**Directive**:
In the data below, put the lines into a JSON list of strings, one string per line, with blank lines left out. Start with the line containing "list-item: days [462,241,478,250]" and continue through the line containing "next-button[interactable]: Avançar >", including both of those lines.

**Given entries**:
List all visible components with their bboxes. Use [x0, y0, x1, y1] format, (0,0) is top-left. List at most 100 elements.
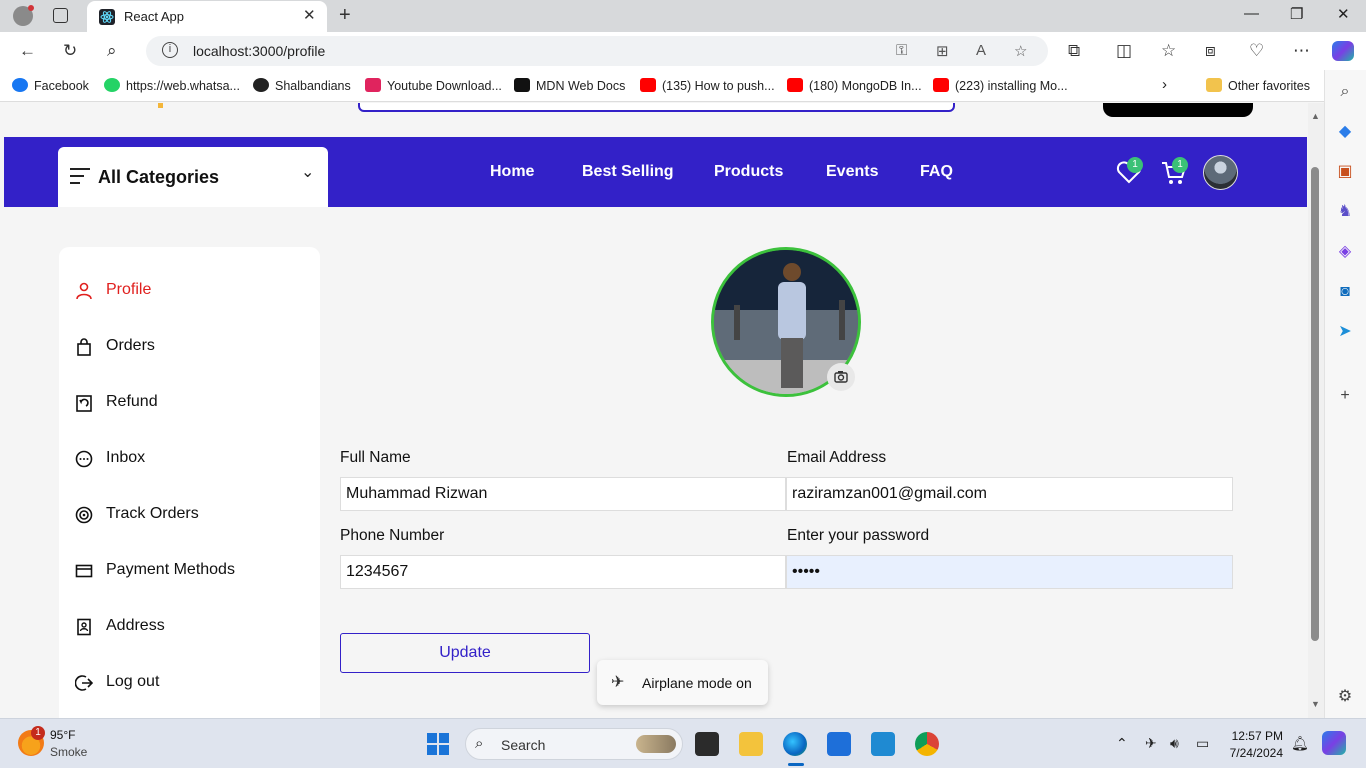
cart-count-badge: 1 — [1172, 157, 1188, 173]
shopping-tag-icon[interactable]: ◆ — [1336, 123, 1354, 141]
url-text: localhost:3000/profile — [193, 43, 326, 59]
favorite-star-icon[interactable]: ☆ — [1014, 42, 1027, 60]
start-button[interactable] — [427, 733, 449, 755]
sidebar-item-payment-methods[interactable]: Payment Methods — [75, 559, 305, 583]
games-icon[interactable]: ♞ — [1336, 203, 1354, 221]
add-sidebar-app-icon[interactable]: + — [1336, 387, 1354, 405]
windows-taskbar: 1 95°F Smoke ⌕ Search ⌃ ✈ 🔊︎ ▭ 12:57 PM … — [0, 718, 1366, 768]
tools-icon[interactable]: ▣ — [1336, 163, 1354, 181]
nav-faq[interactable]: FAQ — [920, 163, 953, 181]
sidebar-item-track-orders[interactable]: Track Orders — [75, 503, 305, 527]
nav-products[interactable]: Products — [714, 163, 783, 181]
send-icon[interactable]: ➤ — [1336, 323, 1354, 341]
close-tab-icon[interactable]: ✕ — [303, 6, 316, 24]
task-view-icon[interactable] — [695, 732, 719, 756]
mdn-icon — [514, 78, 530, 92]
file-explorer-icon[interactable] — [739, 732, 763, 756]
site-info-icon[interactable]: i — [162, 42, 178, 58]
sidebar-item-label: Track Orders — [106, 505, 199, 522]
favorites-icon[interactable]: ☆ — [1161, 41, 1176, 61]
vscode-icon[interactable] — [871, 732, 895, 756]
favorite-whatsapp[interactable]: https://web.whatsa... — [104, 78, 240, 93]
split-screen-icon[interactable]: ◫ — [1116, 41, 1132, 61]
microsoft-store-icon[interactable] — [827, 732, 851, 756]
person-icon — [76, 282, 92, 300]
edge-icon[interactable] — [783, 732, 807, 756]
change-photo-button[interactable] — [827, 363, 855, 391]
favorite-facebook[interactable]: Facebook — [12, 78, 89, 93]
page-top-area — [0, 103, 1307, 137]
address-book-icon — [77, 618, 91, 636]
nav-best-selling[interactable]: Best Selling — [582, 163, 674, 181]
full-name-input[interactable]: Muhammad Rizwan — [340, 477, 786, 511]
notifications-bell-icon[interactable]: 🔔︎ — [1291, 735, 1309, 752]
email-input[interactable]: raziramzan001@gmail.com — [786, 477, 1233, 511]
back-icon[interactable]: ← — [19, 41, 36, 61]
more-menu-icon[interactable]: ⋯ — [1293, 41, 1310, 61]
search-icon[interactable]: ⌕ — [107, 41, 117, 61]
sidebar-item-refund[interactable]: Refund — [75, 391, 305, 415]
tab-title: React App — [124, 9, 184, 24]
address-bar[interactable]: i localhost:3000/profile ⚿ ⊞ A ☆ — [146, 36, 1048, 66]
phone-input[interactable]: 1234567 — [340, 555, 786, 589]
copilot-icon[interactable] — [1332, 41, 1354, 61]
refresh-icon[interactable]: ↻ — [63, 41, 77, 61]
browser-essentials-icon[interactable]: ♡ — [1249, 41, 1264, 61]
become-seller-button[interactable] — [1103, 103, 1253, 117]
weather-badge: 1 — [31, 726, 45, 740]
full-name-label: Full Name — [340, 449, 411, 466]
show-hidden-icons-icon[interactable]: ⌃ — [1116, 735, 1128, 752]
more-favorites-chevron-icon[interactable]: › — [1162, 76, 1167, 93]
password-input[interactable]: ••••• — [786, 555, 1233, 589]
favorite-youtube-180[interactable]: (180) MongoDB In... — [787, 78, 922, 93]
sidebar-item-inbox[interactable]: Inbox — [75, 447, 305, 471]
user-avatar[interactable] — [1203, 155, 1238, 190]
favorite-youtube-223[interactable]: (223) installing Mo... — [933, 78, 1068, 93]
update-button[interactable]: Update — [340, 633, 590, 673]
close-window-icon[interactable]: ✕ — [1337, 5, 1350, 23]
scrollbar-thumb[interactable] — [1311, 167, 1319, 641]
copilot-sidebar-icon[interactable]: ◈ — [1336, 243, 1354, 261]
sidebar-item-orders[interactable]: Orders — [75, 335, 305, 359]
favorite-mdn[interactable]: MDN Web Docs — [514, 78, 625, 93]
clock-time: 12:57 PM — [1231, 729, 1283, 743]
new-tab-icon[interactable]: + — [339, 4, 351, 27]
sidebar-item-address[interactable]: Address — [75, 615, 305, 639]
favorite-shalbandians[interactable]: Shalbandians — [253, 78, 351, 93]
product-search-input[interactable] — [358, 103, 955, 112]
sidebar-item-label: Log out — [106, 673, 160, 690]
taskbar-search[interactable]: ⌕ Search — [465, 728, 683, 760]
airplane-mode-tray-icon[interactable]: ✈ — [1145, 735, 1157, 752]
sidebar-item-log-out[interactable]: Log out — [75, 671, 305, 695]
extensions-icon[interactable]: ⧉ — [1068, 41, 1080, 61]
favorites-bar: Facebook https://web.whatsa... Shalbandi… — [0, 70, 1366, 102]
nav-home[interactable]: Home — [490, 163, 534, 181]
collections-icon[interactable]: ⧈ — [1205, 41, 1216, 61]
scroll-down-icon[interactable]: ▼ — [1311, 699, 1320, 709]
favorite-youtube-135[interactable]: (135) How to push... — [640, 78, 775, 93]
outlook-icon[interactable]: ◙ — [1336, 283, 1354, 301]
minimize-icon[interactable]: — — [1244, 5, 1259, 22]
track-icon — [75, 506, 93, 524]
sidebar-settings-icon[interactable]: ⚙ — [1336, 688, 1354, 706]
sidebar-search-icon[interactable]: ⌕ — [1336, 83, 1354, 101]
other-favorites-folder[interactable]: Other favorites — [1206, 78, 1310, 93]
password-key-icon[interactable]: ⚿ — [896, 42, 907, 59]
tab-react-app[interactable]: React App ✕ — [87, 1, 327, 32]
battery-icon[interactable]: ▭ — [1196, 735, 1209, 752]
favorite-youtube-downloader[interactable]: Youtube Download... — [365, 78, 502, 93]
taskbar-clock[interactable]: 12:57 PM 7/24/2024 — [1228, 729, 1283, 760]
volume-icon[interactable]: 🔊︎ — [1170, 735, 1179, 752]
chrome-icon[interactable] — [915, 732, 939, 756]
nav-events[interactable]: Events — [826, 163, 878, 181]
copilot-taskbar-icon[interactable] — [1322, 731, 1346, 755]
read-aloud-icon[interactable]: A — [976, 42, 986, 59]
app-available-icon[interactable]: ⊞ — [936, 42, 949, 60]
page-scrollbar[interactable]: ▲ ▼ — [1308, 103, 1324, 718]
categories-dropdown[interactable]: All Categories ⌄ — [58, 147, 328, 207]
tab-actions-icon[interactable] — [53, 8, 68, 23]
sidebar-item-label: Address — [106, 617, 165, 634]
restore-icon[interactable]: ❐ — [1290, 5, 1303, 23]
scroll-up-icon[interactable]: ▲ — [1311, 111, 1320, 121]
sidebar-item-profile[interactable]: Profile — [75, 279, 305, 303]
==
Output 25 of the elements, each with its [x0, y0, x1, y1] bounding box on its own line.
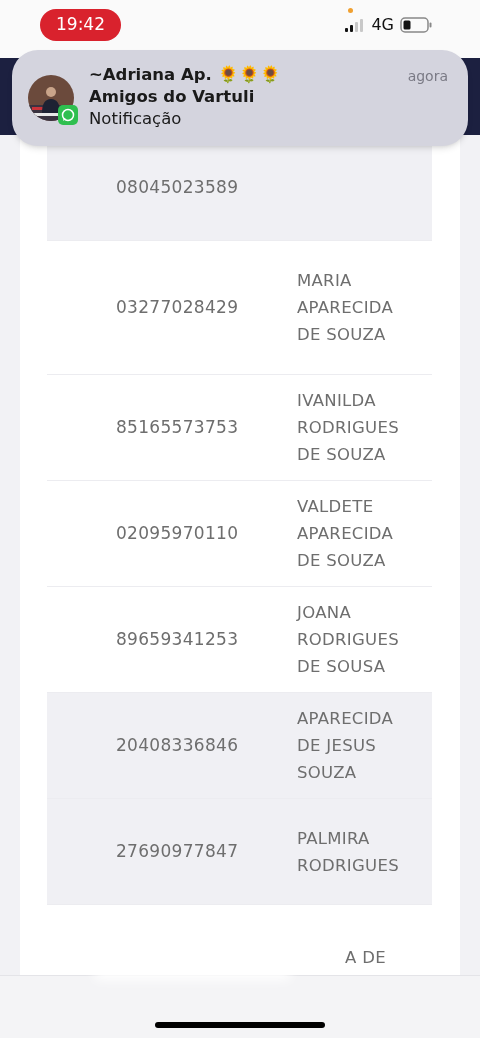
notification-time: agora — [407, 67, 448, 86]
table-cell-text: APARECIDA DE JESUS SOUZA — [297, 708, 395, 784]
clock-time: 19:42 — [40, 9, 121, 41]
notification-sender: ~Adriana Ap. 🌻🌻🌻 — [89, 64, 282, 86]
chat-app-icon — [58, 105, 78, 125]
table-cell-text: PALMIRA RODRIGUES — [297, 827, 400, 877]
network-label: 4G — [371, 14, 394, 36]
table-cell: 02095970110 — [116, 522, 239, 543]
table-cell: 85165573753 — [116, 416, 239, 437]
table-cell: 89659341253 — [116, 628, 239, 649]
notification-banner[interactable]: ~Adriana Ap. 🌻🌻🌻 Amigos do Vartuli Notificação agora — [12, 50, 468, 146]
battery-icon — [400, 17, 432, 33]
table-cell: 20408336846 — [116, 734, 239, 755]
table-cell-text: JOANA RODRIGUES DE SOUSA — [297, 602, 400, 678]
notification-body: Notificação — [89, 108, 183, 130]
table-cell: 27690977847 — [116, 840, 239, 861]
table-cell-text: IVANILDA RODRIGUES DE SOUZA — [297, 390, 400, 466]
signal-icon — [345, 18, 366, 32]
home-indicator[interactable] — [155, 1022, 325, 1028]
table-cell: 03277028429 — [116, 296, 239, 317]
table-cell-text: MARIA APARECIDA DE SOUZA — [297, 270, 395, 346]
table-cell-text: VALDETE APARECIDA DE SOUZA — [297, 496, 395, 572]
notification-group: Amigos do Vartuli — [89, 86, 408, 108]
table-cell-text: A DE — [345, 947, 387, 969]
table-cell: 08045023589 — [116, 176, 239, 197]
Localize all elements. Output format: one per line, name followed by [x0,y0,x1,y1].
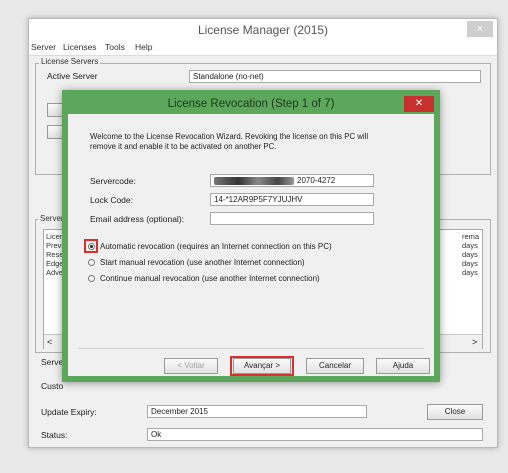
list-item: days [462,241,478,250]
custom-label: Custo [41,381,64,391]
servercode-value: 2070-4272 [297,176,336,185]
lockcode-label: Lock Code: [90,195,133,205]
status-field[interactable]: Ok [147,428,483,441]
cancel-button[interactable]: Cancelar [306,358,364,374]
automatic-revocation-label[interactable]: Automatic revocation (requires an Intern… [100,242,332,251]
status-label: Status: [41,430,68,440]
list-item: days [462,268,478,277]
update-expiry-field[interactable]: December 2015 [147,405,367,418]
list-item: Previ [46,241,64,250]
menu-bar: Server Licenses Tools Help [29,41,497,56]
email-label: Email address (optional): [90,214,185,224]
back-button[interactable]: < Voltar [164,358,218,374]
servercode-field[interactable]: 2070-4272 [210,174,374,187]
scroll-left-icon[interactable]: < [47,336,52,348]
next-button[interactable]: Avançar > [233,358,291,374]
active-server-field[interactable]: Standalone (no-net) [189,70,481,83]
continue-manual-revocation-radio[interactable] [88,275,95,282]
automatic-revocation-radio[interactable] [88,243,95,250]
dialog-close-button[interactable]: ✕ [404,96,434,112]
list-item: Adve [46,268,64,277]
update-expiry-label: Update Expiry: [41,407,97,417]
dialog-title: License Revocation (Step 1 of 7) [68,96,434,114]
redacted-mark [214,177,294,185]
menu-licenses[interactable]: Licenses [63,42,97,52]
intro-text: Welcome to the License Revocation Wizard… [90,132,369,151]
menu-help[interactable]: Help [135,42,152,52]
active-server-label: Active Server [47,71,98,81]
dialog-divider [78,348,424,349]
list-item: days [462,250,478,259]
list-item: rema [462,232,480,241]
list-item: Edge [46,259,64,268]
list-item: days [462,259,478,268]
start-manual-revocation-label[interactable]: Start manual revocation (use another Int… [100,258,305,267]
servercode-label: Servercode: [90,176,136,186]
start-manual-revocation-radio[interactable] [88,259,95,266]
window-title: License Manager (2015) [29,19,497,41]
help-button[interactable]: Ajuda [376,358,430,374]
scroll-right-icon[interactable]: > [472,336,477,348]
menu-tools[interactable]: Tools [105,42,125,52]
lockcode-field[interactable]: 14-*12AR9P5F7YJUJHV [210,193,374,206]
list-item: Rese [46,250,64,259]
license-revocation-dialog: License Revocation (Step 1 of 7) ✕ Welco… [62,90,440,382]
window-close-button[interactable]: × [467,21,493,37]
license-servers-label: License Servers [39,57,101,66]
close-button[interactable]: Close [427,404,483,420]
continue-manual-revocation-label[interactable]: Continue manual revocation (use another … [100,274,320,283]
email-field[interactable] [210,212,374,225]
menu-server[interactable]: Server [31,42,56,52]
---
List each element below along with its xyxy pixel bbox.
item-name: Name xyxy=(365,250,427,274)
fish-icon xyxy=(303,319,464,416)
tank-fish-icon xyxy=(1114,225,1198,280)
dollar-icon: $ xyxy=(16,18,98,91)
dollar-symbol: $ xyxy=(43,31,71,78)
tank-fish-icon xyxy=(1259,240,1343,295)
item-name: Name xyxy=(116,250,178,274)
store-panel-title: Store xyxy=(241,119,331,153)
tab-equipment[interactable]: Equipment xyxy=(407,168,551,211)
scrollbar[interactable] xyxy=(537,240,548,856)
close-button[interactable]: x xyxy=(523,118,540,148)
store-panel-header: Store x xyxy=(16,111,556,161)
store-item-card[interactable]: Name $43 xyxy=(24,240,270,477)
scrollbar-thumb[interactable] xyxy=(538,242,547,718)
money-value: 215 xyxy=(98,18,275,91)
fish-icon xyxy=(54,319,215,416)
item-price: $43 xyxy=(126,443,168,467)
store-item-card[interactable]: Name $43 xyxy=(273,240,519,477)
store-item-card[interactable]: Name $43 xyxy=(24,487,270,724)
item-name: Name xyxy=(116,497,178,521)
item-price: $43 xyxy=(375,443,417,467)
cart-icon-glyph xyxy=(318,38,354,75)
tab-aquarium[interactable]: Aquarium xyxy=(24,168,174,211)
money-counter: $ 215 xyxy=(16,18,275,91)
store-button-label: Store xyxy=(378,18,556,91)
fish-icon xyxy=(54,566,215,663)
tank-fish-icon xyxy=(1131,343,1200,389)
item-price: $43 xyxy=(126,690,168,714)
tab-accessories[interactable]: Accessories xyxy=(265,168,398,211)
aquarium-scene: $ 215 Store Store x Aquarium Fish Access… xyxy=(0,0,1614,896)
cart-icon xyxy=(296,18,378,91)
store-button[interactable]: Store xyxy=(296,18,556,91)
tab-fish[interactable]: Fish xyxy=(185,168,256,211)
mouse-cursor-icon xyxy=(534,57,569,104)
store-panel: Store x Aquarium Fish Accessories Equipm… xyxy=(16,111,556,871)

**The output**:
[
  "list-item: days [462,241,478,250]",
  "custom-label: Custo [41,381,64,391]",
  "servercode-value: 2070-4272 [297,176,336,185]",
  "lockcode-label: Lock Code: [90,195,133,205]",
  "status-field[interactable]: Ok [147,428,483,441]",
  "cancel-button[interactable]: Cancelar [306,358,364,374]",
  "automatic-revocation-label[interactable]: Automatic revocation (requires an Intern… [100,242,332,251]",
  "status-label: Status: [41,430,68,440]",
  "list-item: days [462,268,478,277]",
  "update-expiry-field[interactable]: December 2015 [147,405,367,418]",
  "list-item: Previ [46,241,64,250]",
  "menu-bar: Server Licenses Tools Help [29,41,497,56]",
  "email-label: Email address (optional): [90,214,185,224]",
  "back-button[interactable]: < Voltar [164,358,218,374]",
  "servercode-field[interactable]: 2070-4272 [210,174,374,187]",
  "scroll-left-icon[interactable]: < [47,336,52,348]",
  "next-button[interactable]: Avançar > [233,358,291,374]"
]